Aim: Find and return each line containing "сферы".

— start Provided entries —

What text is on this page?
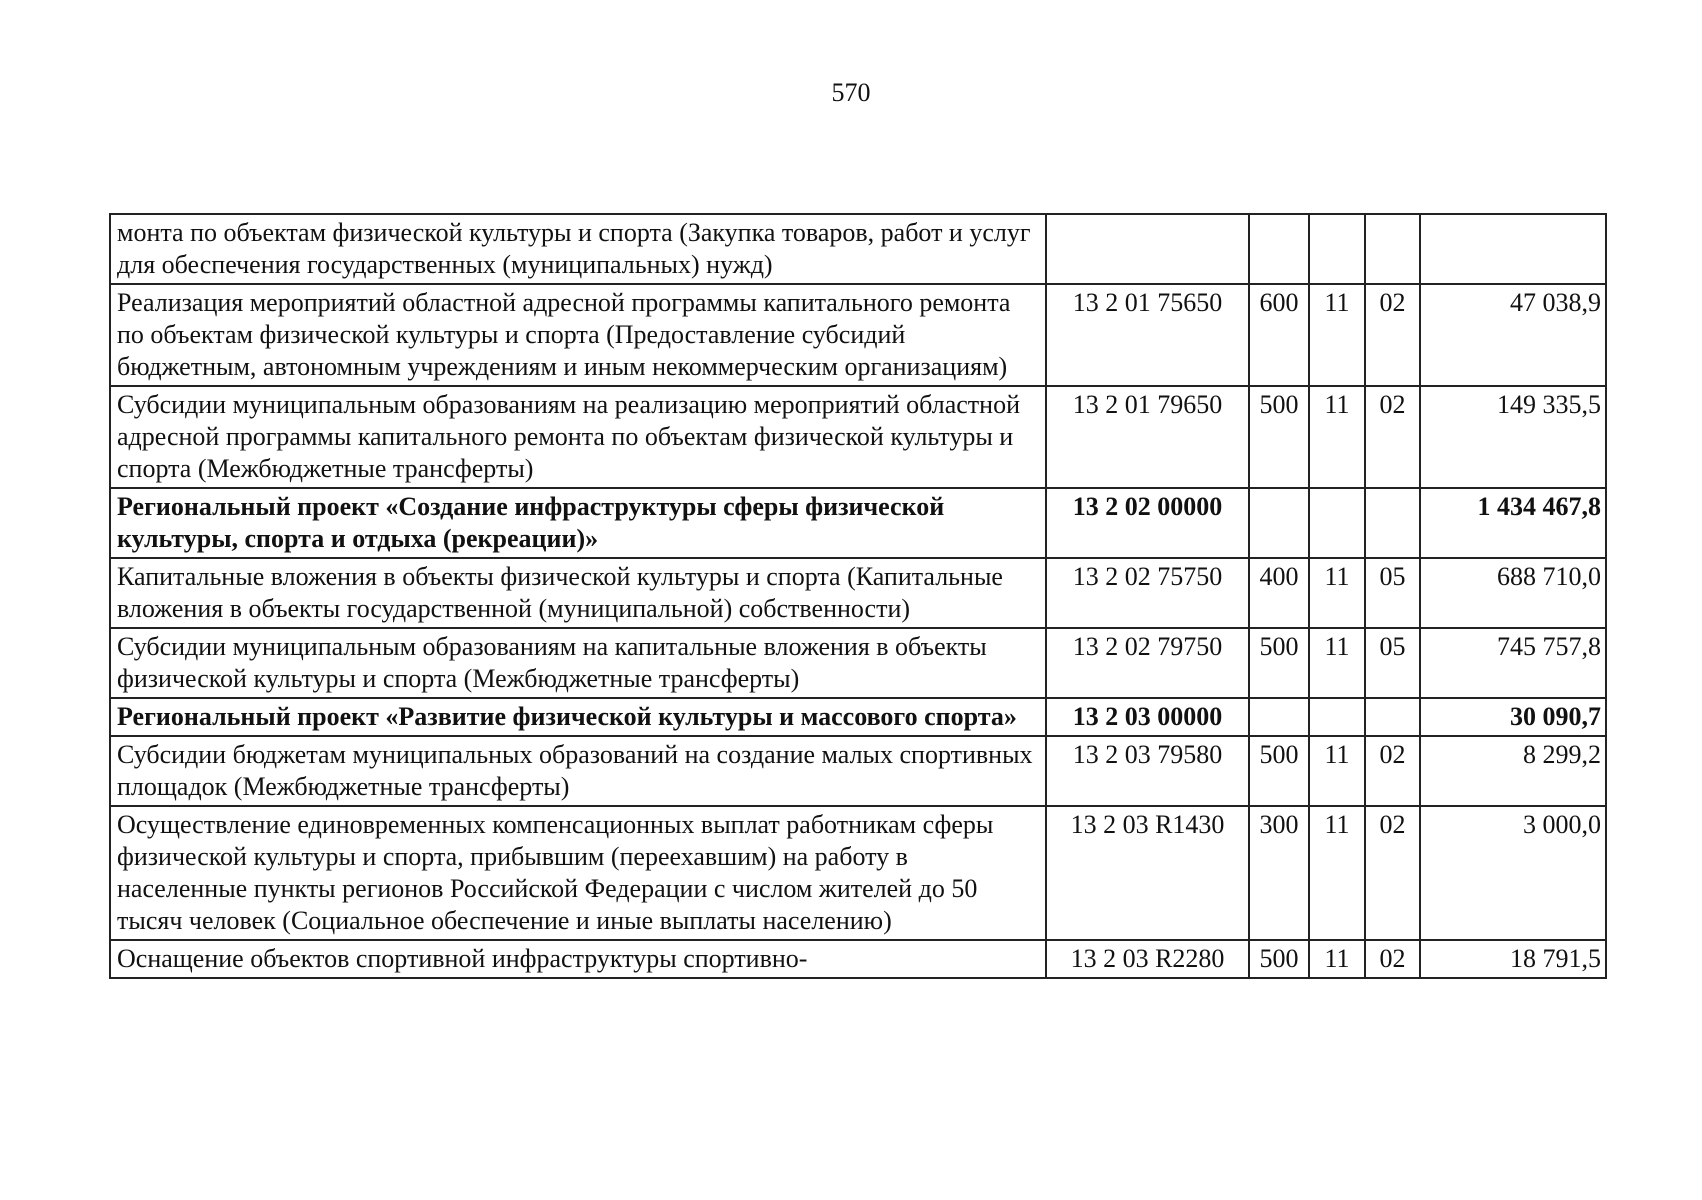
570
монта по объектам физической культуры и спорта (Закупка товаров, работ и услуг для обеспечения государственных (муниципальных) нужд)					
Реализация мероприятий областной адресной программы капитального ремонта по объектам физической культуры и спорта (Предоставление субсидий бюджетным, автономным учреждениям и иным некоммерческим организациям)	13 2 01 75650	600	11	02	47 038,9
Субсидии муниципальным образованиям на реализацию мероприятий областной адресной программы капитального ремонта по объектам физической культуры и спорта (Межбюджетные трансферты)	13 2 01 79650	500	11	02	149 335,5
Региональный проект «Создание инфраструктуры сферы физической культуры, спорта и отдыха (рекреации)»	13 2 02 00000				1 434 467,8
Капитальные вложения в объекты физической культуры и спорта (Капитальные вложения в объекты государственной (муниципальной) собственности)	13 2 02 75750	400	11	05	688 710,0
Субсидии муниципальным образованиям на капитальные вложения в объекты физической культуры и спорта (Межбюджетные трансферты)	13 2 02 79750	500	11	05	745 757,8
Региональный проект «Развитие физической культуры и массового спорта»	13 2 03 00000				30 090,7
Субсидии бюджетам муниципальных образований на создание малых спортивных площадок (Межбюджетные трансферты)	13 2 03 79580	500	11	02	8 299,2
Осуществление единовременных компенсационных выплат работникам сферы физической культуры и спорта, прибывшим (переехавшим) на работу в населенные пункты регионов Российской Федерации с числом жителей до 50 тысяч человек (Социальное обеспечение и иные выплаты населению)	13 2 03 R1430	300	11	02	3 000,0
Оснащение объектов спортивной инфраструктуры спортивно-	13 2 03 R2280	500	11	02	18 791,5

— end Provided entries —

Output of the exercise:
Региональный проект «Создание инфраструктуры сферы физической культуры, спорта и отдыха (рекреации)»	13 2 02 00000				1 434 467,8
Осуществление единовременных компенсационных выплат работникам сферы физической культуры и спорта, прибывшим (переехавшим) на работу в населенные пункты регионов Российской Федерации с числом жителей до 50 тысяч человек (Социальное обеспечение и иные выплаты населению)	13 2 03 R1430	300	11	02	3 000,0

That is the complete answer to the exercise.